Record extracts:
^^^^^^^^
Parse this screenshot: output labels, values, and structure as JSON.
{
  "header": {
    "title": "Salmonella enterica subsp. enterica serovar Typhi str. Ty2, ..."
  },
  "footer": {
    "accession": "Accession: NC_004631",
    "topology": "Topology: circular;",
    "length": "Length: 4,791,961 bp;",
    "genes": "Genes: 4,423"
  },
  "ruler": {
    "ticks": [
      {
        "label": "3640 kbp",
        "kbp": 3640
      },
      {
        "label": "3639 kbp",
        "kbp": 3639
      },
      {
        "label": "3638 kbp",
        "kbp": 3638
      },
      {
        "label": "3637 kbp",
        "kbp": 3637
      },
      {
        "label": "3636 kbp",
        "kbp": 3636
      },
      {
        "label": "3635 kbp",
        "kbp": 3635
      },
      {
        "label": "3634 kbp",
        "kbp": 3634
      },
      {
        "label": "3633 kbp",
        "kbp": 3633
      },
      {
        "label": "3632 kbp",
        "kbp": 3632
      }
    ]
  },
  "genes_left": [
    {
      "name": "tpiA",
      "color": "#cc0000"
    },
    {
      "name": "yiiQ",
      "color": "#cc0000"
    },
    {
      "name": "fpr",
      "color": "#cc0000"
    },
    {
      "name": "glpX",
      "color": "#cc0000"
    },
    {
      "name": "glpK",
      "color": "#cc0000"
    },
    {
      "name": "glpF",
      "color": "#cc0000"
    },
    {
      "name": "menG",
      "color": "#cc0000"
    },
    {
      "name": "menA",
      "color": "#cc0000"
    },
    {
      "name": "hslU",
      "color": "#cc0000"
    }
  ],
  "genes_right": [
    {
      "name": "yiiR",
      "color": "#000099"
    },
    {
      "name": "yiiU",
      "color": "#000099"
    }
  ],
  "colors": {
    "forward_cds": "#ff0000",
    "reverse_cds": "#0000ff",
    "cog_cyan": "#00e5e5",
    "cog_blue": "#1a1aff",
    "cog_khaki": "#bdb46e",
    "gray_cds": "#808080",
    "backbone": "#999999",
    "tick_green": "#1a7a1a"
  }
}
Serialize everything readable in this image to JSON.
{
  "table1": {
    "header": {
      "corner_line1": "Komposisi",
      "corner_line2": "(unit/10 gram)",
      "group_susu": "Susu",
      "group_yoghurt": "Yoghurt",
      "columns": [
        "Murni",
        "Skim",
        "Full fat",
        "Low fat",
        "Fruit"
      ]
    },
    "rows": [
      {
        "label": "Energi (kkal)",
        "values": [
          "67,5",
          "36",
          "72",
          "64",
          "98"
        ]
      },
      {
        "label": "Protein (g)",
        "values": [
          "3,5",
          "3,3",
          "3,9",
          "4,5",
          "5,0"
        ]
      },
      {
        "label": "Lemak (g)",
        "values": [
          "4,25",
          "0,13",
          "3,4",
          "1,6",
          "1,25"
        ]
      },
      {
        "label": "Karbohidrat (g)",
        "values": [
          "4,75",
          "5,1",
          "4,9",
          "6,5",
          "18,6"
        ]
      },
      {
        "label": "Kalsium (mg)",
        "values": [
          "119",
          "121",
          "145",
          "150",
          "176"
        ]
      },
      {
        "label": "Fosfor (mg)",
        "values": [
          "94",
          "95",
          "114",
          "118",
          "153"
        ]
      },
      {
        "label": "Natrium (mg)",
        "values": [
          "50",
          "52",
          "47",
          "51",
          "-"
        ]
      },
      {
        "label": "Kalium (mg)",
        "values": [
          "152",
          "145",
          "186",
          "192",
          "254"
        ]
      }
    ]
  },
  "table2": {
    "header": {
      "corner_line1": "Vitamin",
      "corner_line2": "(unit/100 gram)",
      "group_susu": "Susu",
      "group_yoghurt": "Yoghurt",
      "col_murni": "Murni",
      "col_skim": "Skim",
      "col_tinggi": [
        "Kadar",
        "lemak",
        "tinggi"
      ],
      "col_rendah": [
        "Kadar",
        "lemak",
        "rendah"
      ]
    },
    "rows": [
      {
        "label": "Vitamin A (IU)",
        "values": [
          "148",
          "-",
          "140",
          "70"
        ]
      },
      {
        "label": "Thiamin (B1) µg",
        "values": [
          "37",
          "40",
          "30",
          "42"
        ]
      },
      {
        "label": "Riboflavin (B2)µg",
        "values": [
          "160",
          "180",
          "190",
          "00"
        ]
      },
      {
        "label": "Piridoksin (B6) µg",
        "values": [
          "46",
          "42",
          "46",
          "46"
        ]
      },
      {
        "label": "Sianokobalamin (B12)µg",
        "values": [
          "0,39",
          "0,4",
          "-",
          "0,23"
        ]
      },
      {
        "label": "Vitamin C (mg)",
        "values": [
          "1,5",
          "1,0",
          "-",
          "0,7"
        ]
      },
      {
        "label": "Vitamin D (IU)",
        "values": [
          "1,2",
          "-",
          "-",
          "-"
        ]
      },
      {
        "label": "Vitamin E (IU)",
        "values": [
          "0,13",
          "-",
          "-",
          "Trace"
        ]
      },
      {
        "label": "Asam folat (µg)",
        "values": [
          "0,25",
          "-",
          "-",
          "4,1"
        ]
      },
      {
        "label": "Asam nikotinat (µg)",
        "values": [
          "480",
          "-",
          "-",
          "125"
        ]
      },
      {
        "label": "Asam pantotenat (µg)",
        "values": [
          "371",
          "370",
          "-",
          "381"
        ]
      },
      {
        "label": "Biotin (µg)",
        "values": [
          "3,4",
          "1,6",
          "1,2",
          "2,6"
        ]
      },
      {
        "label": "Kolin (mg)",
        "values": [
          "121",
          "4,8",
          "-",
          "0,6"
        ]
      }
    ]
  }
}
^^^^^^^^
Problem requirements:
Repeat all of the material above exactly, with no line dropped.

Completed task:
Parse this screenshot: output labels, values, and structure as JSON.
{
  "header": {
    "title": "Salmonella enterica subsp. enterica serovar Typhi str. Ty2, ..."
  },
  "footer": {
    "accession": "Accession: NC_004631",
    "topology": "Topology: circular;",
    "length": "Length: 4,791,961 bp;",
    "genes": "Genes: 4,423"
  },
  "ruler": {
    "ticks": [
      {
        "label": "3640 kbp",
        "kbp": 3640
      },
      {
        "label": "3639 kbp",
        "kbp": 3639
      },
      {
        "label": "3638 kbp",
        "kbp": 3638
      },
      {
        "label": "3637 kbp",
        "kbp": 3637
      },
      {
        "label": "3636 kbp",
        "kbp": 3636
      },
      {
        "label": "3635 kbp",
        "kbp": 3635
      },
      {
        "label": "3634 kbp",
        "kbp": 3634
      },
      {
        "label": "3633 kbp",
        "kbp": 3633
      },
      {
        "label": "3632 kbp",
        "kbp": 3632
      }
    ]
  },
  "genes_left": [
    {
      "name": "tpiA",
      "color": "#cc0000"
    },
    {
      "name": "yiiQ",
      "color": "#cc0000"
    },
    {
      "name": "fpr",
      "color": "#cc0000"
    },
    {
      "name": "glpX",
      "color": "#cc0000"
    },
    {
      "name": "glpK",
      "color": "#cc0000"
    },
    {
      "name": "glpF",
      "color": "#cc0000"
    },
    {
      "name": "menG",
      "color": "#cc0000"
    },
    {
      "name": "menA",
      "color": "#cc0000"
    },
    {
      "name": "hslU",
      "color": "#cc0000"
    }
  ],
  "genes_right": [
    {
      "name": "yiiR",
      "color": "#000099"
    },
    {
      "name": "yiiU",
      "color": "#000099"
    }
  ],
  "colors": {
    "forward_cds": "#ff0000",
    "reverse_cds": "#0000ff",
    "cog_cyan": "#00e5e5",
    "cog_blue": "#1a1aff",
    "cog_khaki": "#bdb46e",
    "gray_cds": "#808080",
    "backbone": "#999999",
    "tick_green": "#1a7a1a"
  }
}
Serialize everything readable in this image to JSON.
{
  "table1": {
    "header": {
      "corner_line1": "Komposisi",
      "corner_line2": "(unit/10 gram)",
      "group_susu": "Susu",
      "group_yoghurt": "Yoghurt",
      "columns": [
        "Murni",
        "Skim",
        "Full fat",
        "Low fat",
        "Fruit"
      ]
    },
    "rows": [
      {
        "label": "Energi (kkal)",
        "values": [
          "67,5",
          "36",
          "72",
          "64",
          "98"
        ]
      },
      {
        "label": "Protein (g)",
        "values": [
          "3,5",
          "3,3",
          "3,9",
          "4,5",
          "5,0"
        ]
      },
      {
        "label": "Lemak (g)",
        "values": [
          "4,25",
          "0,13",
          "3,4",
          "1,6",
          "1,25"
        ]
      },
      {
        "label": "Karbohidrat (g)",
        "values": [
          "4,75",
          "5,1",
          "4,9",
          "6,5",
          "18,6"
        ]
      },
      {
        "label": "Kalsium (mg)",
        "values": [
          "119",
          "121",
          "145",
          "150",
          "176"
        ]
      },
      {
        "label": "Fosfor (mg)",
        "values": [
          "94",
          "95",
          "114",
          "118",
          "153"
        ]
      },
      {
        "label": "Natrium (mg)",
        "values": [
          "50",
          "52",
          "47",
          "51",
          "-"
        ]
      },
      {
        "label": "Kalium (mg)",
        "values": [
          "152",
          "145",
          "186",
          "192",
          "254"
        ]
      }
    ]
  },
  "table2": {
    "header": {
      "corner_line1": "Vitamin",
      "corner_line2": "(unit/100 gram)",
      "group_susu": "Susu",
      "group_yoghurt": "Yoghurt",
      "col_murni": "Murni",
      "col_skim": "Skim",
      "col_tinggi": [
        "Kadar",
        "lemak",
        "tinggi"
      ],
      "col_rendah": [
        "Kadar",
        "lemak",
        "rendah"
      ]
    },
    "rows": [
      {
        "label": "Vitamin A (IU)",
        "values": [
          "148",
          "-",
          "140",
          "70"
        ]
      },
      {
        "label": "Thiamin (B1) µg",
        "values": [
          "37",
          "40",
          "30",
          "42"
        ]
      },
      {
        "label": "Riboflavin (B2)µg",
        "values": [
          "160",
          "180",
          "190",
          "00"
        ]
      },
      {
        "label": "Piridoksin (B6) µg",
        "values": [
          "46",
          "42",
          "46",
          "46"
        ]
      },
      {
        "label": "Sianokobalamin (B12)µg",
        "values": [
          "0,39",
          "0,4",
          "-",
          "0,23"
        ]
      },
      {
        "label": "Vitamin C (mg)",
        "values": [
          "1,5",
          "1,0",
          "-",
          "0,7"
        ]
      },
      {
        "label": "Vitamin D (IU)",
        "values": [
          "1,2",
          "-",
          "-",
          "-"
        ]
      },
      {
        "label": "Vitamin E (IU)",
        "values": [
          "0,13",
          "-",
          "-",
          "Trace"
        ]
      },
      {
        "label": "Asam folat (µg)",
        "values": [
          "0,25",
          "-",
          "-",
          "4,1"
        ]
      },
      {
        "label": "Asam nikotinat (µg)",
        "values": [
          "480",
          "-",
          "-",
          "125"
        ]
      },
      {
        "label": "Asam pantotenat (µg)",
        "values": [
          "371",
          "370",
          "-",
          "381"
        ]
      },
      {
        "label": "Biotin (µg)",
        "values": [
          "3,4",
          "1,6",
          "1,2",
          "2,6"
        ]
      },
      {
        "label": "Kolin (mg)",
        "values": [
          "121",
          "4,8",
          "-",
          "0,6"
        ]
      }
    ]
  }
}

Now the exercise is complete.